■ **What to produce**: Swap "bull-candle" for "up-candle" in the data between the line holding "bear-candle xyxy=(672,86,675,102)" and the line holding "upper-trendline[interactable] xyxy=(661,16,1118,213)", inclusive. Return only those lines, with everything else left as it is.

--

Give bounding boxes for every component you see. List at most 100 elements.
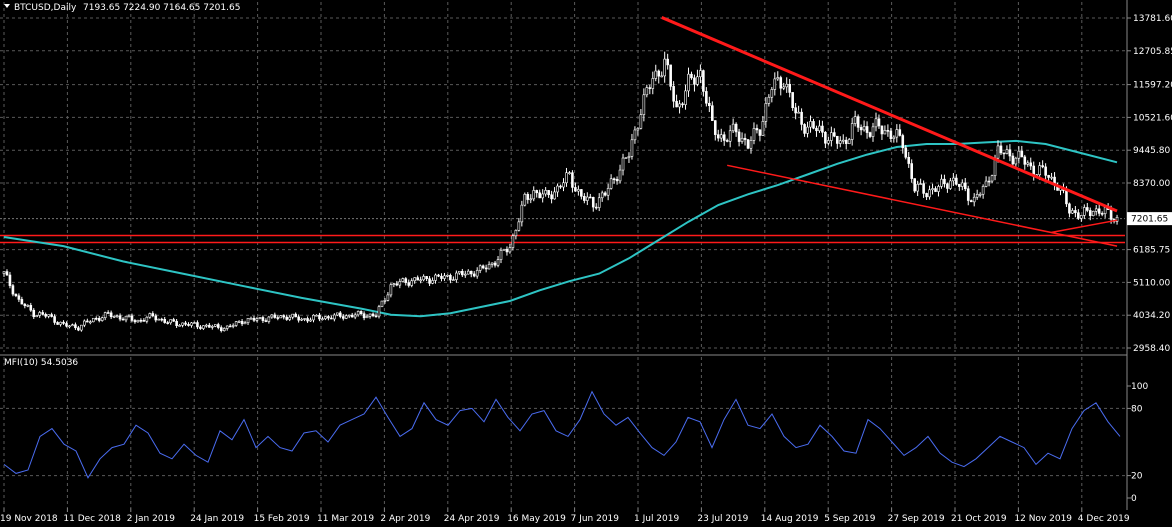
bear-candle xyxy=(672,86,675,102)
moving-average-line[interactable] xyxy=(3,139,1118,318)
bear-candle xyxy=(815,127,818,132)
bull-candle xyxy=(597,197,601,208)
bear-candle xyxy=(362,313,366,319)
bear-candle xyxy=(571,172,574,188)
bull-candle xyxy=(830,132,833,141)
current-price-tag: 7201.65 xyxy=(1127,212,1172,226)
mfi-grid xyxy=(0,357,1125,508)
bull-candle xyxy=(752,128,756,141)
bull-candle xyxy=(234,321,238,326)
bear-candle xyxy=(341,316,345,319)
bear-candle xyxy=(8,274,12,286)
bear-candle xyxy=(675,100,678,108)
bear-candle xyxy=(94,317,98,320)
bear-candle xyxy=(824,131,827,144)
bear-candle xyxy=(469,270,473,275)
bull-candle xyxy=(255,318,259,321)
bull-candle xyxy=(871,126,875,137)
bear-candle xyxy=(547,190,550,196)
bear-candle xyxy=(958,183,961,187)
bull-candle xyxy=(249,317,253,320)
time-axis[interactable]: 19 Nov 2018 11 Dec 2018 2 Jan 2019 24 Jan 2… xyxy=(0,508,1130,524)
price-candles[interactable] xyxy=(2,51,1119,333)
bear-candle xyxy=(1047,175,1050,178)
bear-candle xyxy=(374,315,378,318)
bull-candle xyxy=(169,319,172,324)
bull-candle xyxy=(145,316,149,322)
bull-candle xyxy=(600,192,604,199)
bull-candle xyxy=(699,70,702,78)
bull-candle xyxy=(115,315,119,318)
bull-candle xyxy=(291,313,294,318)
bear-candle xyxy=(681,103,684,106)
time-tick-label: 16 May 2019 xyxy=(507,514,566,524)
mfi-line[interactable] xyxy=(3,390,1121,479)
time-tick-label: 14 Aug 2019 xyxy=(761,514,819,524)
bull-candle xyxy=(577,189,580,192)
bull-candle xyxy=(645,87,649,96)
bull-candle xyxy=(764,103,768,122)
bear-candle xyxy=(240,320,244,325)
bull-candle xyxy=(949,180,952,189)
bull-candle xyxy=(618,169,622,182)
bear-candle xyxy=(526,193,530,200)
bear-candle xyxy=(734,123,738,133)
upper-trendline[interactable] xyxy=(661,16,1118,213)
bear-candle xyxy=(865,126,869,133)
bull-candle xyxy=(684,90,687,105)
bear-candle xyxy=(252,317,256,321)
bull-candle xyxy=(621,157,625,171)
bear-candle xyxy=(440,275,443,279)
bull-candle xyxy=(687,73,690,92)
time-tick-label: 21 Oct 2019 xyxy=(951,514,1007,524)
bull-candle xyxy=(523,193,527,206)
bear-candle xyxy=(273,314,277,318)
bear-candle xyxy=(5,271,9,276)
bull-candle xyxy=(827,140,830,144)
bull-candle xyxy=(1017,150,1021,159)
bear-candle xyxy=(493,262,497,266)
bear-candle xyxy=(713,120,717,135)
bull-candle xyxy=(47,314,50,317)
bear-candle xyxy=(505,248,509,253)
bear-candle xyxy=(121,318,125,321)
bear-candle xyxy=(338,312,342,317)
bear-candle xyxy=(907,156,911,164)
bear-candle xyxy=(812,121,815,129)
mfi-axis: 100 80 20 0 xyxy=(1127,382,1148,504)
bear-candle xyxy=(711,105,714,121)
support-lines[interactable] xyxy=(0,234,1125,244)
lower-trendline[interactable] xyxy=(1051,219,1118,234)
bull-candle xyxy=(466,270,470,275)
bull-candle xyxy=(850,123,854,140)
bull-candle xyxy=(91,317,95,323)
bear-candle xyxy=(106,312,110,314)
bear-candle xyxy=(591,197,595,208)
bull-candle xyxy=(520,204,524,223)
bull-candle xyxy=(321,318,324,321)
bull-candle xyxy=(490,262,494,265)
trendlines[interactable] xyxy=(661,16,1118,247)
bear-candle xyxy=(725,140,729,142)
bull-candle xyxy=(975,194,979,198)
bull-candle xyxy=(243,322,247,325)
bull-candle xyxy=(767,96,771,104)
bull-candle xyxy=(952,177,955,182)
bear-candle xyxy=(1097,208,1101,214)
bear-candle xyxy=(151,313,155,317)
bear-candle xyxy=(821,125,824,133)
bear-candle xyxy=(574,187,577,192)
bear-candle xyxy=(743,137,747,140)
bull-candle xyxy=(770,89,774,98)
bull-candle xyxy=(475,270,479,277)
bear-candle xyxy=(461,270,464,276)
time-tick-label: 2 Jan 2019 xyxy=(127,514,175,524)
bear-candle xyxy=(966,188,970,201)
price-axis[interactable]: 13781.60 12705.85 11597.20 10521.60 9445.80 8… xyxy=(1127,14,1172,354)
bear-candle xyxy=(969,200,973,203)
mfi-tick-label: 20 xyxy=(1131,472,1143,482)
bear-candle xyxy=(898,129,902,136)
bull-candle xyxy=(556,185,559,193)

--

■ **Output below**:
bear-candle xyxy=(672,86,675,102)
moving-average-line[interactable] xyxy=(3,139,1118,318)
bear-candle xyxy=(815,127,818,132)
up-candle xyxy=(597,197,601,208)
bear-candle xyxy=(362,313,366,319)
bear-candle xyxy=(571,172,574,188)
up-candle xyxy=(830,132,833,141)
current-price-tag: 7201.65 xyxy=(1127,212,1172,226)
mfi-grid xyxy=(0,357,1125,508)
up-candle xyxy=(752,128,756,141)
up-candle xyxy=(234,321,238,326)
bear-candle xyxy=(341,316,345,319)
bear-candle xyxy=(8,274,12,286)
bear-candle xyxy=(675,100,678,108)
bear-candle xyxy=(94,317,98,320)
bear-candle xyxy=(824,131,827,144)
bear-candle xyxy=(469,270,473,275)
up-candle xyxy=(255,318,259,321)
up-candle xyxy=(871,126,875,137)
bear-candle xyxy=(547,190,550,196)
bear-candle xyxy=(958,183,961,187)
up-candle xyxy=(249,317,253,320)
time-axis[interactable]: 19 Nov 2018 11 Dec 2018 2 Jan 2019 24 Jan 2… xyxy=(0,508,1130,524)
price-candles[interactable] xyxy=(2,51,1119,333)
bear-candle xyxy=(1047,175,1050,178)
bear-candle xyxy=(374,315,378,318)
up-candle xyxy=(169,319,172,324)
up-candle xyxy=(145,316,149,322)
up-candle xyxy=(600,192,604,199)
up-candle xyxy=(699,70,702,78)
up-candle xyxy=(115,315,119,318)
up-candle xyxy=(291,313,294,318)
bear-candle xyxy=(681,103,684,106)
time-tick-label: 16 May 2019 xyxy=(507,514,566,524)
mfi-line[interactable] xyxy=(3,390,1121,479)
time-tick-label: 14 Aug 2019 xyxy=(761,514,819,524)
up-candle xyxy=(577,189,580,192)
up-candle xyxy=(645,87,649,96)
up-candle xyxy=(764,103,768,122)
bear-candle xyxy=(240,320,244,325)
up-candle xyxy=(949,180,952,189)
up-candle xyxy=(618,169,622,182)
bear-candle xyxy=(526,193,530,200)
bear-candle xyxy=(734,123,738,133)
upper-trendline[interactable] xyxy=(661,16,1118,213)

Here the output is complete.